Problem: Of all the lines in the material, how many include the word "SCAN"? Give only the number.

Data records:
:::

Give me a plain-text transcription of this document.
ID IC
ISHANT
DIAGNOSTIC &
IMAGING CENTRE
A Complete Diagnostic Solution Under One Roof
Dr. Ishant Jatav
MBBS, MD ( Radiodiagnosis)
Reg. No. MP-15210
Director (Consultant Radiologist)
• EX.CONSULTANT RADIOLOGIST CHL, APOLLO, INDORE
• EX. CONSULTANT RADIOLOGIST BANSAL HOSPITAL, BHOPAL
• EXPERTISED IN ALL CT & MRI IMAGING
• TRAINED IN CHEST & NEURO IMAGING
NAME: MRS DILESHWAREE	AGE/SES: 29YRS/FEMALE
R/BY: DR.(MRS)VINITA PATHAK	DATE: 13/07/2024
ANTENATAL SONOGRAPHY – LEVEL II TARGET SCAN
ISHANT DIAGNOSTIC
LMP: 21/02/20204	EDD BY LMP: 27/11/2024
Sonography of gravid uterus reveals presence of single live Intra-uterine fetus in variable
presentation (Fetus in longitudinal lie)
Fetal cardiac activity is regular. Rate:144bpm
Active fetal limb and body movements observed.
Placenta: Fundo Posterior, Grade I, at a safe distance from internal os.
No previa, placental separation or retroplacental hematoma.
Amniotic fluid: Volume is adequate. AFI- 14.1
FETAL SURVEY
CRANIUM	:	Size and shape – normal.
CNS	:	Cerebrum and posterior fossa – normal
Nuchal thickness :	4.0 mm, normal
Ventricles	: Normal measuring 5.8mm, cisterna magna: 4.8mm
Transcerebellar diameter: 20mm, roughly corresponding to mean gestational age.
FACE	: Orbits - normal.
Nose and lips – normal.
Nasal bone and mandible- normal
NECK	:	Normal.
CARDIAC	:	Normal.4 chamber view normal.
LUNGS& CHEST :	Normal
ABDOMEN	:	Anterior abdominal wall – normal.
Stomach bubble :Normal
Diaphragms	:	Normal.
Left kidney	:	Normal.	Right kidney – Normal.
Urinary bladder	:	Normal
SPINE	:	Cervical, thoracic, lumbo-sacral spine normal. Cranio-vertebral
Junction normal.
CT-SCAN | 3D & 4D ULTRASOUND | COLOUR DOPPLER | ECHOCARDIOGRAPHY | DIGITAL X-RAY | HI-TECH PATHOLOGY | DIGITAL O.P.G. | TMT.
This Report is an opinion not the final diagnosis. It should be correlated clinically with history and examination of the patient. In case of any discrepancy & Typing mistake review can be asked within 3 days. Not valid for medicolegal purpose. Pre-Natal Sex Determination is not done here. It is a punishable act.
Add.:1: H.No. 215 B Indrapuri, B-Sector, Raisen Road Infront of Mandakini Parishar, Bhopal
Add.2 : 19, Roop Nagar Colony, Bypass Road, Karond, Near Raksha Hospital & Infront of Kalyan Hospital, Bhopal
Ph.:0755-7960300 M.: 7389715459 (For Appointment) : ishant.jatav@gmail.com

:::

Result: 2